-- start Material provided --

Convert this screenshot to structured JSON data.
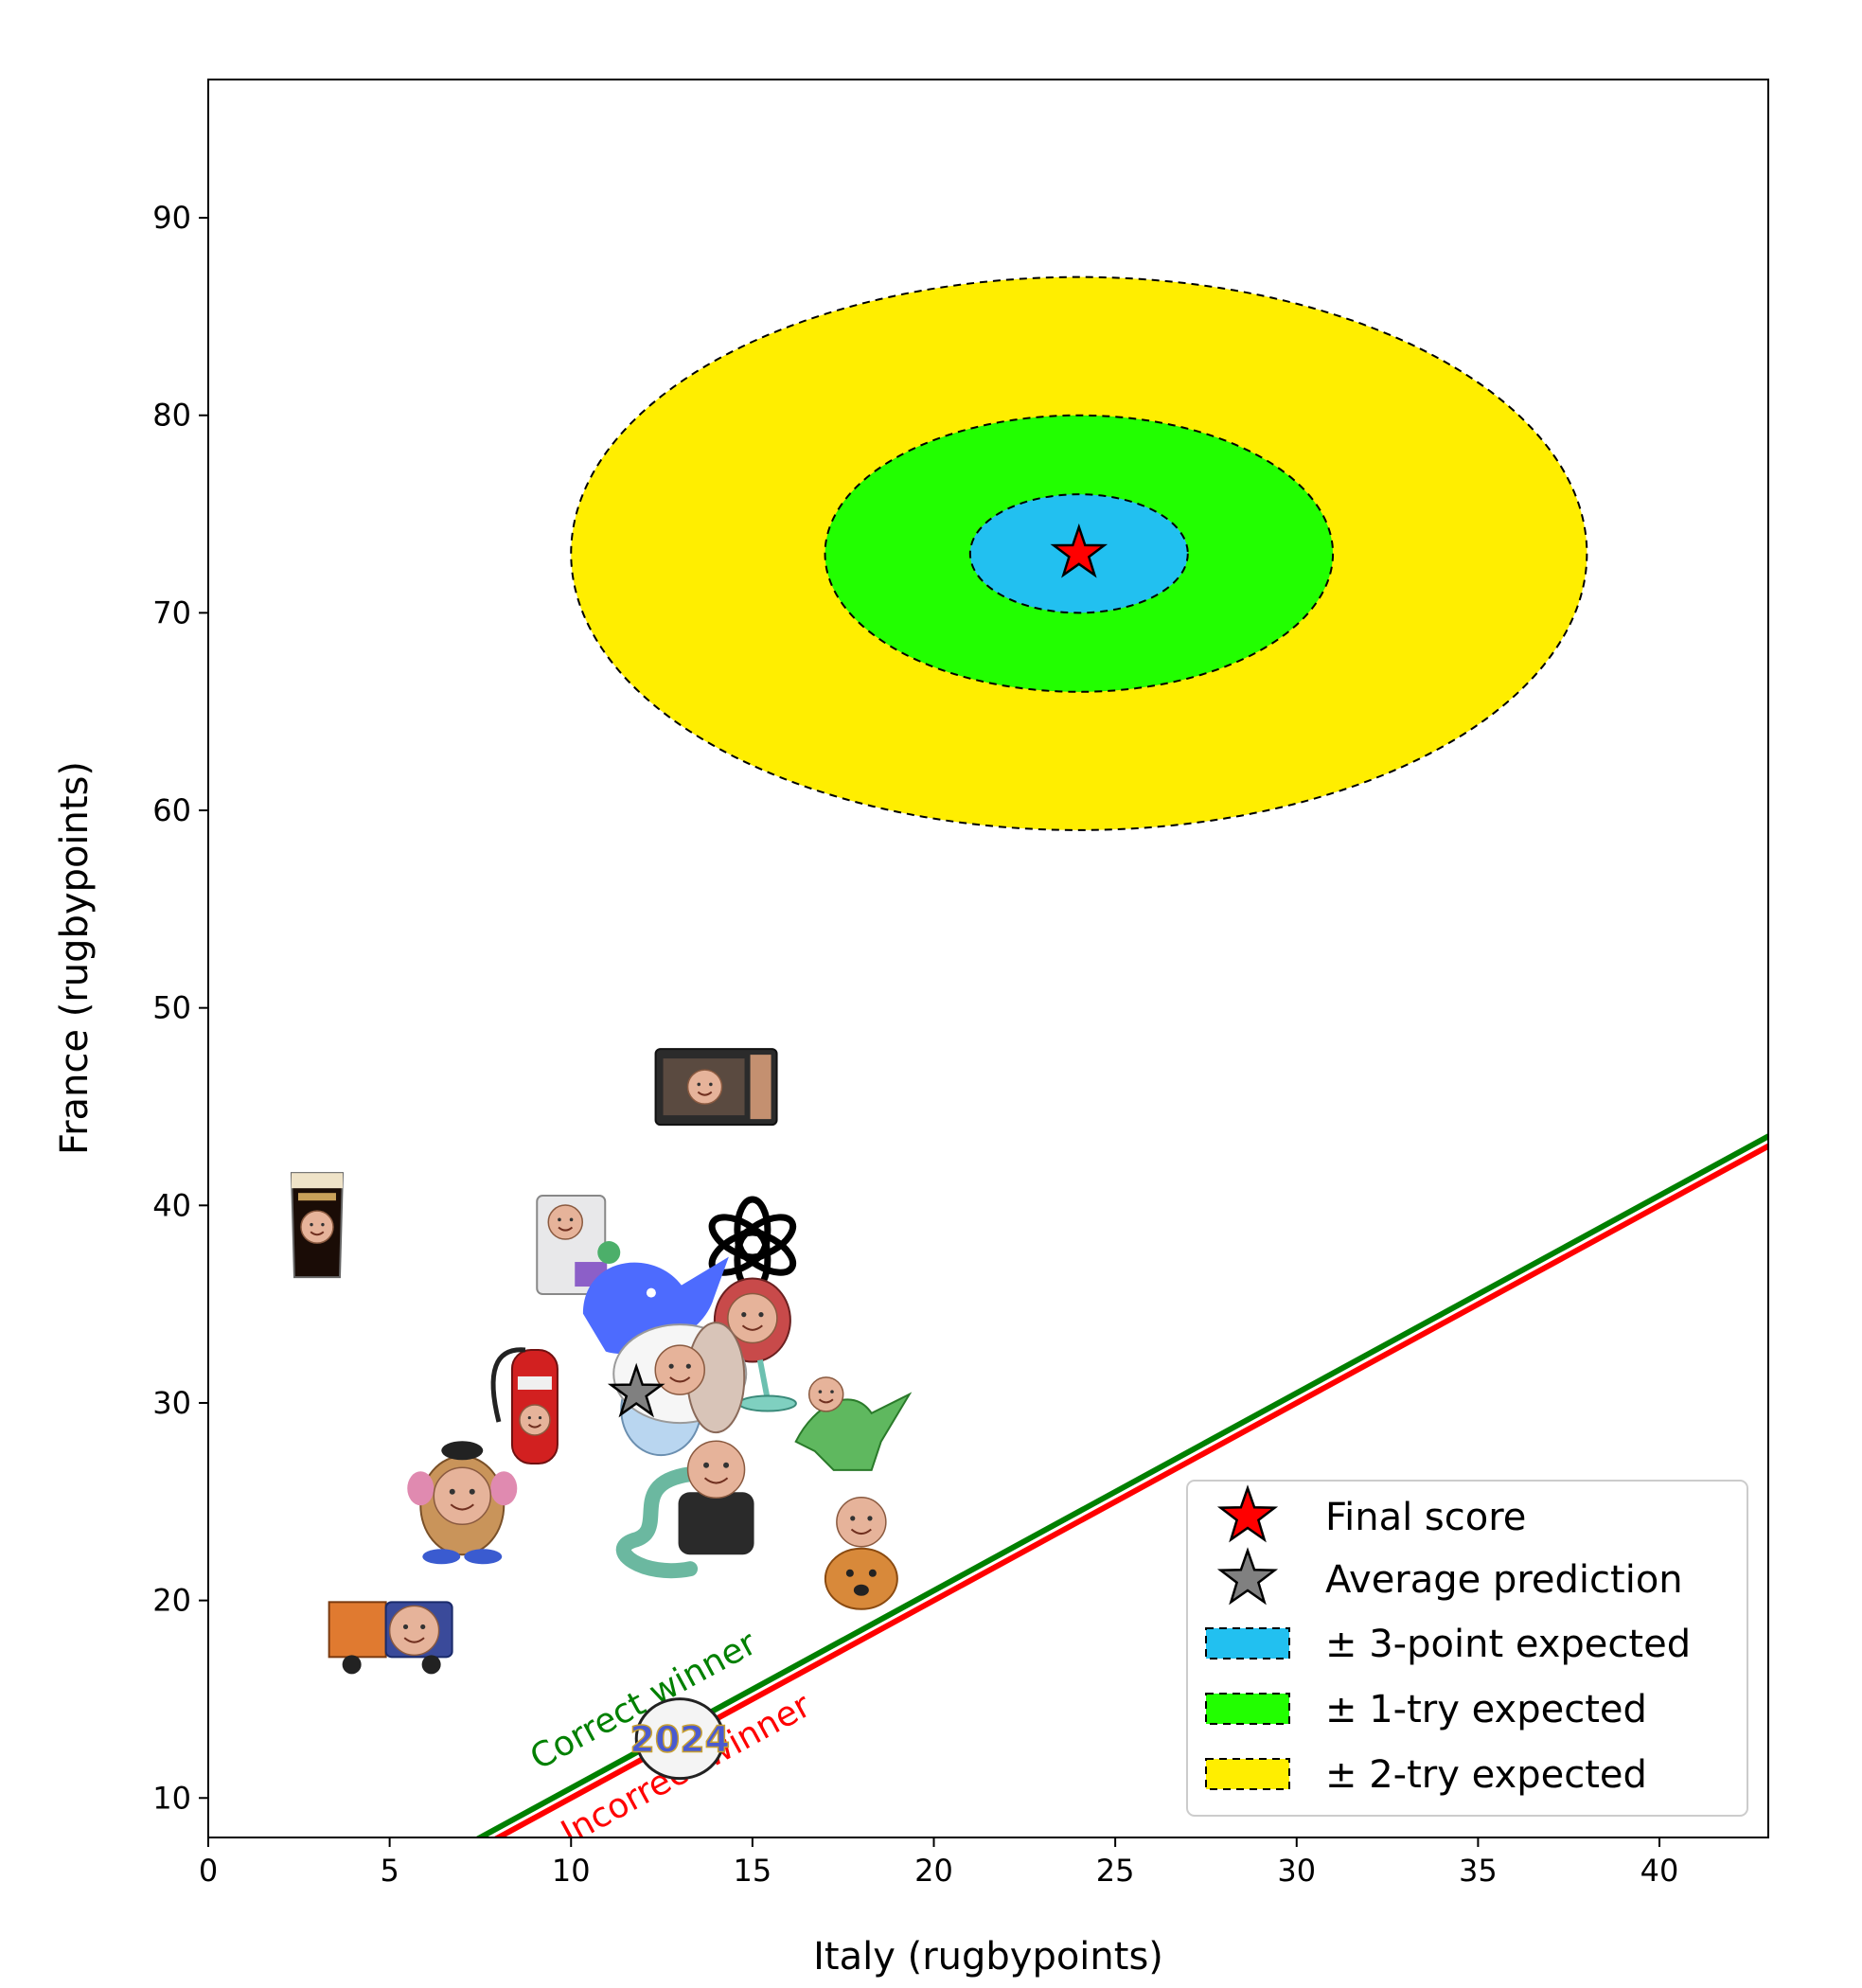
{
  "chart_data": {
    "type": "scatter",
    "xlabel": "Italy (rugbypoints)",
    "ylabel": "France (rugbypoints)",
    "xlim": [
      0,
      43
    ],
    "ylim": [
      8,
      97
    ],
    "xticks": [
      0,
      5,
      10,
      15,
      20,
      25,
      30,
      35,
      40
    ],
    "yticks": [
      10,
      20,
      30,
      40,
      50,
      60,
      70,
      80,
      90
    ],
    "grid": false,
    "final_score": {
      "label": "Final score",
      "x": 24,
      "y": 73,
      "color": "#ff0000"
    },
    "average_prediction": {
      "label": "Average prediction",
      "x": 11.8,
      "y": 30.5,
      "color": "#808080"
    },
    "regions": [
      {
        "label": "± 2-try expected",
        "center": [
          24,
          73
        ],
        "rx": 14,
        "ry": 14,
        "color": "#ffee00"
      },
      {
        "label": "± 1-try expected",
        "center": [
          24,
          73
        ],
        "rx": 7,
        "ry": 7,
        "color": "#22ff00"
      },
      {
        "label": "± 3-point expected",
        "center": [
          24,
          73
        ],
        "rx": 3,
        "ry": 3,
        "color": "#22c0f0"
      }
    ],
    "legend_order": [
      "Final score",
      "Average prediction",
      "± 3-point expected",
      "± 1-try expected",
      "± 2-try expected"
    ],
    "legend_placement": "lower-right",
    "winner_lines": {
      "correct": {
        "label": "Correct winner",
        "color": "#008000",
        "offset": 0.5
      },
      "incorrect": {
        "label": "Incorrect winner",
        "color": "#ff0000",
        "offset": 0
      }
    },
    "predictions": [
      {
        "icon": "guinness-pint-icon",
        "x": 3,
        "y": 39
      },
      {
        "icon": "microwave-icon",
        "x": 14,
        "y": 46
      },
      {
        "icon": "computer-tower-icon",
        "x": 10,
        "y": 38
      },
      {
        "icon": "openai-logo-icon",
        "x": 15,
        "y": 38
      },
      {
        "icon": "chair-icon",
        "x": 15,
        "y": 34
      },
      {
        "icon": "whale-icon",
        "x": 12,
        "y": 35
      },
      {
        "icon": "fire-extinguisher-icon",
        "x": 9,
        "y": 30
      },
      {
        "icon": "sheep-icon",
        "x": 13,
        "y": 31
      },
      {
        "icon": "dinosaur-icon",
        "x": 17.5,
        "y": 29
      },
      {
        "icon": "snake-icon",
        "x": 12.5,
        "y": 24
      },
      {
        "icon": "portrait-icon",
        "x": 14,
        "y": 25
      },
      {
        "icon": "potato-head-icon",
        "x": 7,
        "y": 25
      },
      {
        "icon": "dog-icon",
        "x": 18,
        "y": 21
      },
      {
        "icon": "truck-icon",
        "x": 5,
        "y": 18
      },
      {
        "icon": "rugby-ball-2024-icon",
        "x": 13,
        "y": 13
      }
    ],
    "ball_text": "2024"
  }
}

-- end Material provided --
-- start Material provided --

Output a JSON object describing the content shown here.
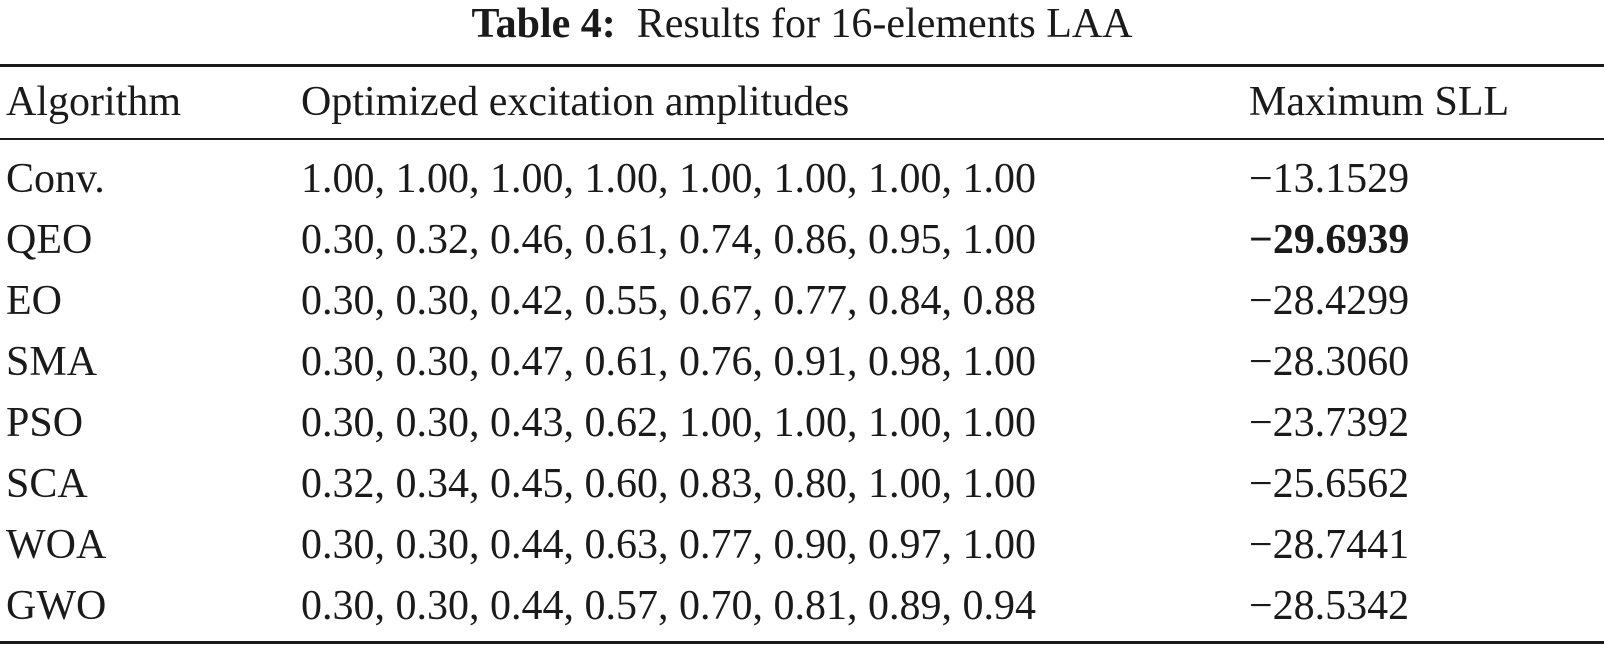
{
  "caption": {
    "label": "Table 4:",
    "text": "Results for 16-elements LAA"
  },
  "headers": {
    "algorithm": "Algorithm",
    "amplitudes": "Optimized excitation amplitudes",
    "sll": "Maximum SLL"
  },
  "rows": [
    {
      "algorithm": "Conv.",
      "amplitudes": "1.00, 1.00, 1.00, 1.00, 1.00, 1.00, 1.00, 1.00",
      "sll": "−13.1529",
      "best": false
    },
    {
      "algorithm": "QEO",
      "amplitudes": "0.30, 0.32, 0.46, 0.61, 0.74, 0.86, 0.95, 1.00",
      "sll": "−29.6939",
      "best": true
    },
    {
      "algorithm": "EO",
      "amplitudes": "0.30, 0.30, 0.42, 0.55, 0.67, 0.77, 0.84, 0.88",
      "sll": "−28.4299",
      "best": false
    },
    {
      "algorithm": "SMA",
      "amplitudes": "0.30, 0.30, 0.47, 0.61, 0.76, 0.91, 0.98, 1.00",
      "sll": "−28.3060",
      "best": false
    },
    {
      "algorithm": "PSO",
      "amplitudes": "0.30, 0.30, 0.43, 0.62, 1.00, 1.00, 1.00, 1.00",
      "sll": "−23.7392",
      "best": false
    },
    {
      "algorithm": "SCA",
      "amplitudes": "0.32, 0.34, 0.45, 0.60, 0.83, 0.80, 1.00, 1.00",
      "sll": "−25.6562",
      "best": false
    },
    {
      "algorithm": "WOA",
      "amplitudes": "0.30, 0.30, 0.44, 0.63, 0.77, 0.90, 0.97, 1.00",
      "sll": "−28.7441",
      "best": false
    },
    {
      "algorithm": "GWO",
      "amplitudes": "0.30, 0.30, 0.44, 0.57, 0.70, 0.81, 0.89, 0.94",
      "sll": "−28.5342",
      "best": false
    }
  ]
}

-- end Material provided --

Where a line above contains the word "rugbypoints", copy that line.

    "xlabel": "Italy (rugbypoints)",
    "ylabel": "France (rugbypoints)",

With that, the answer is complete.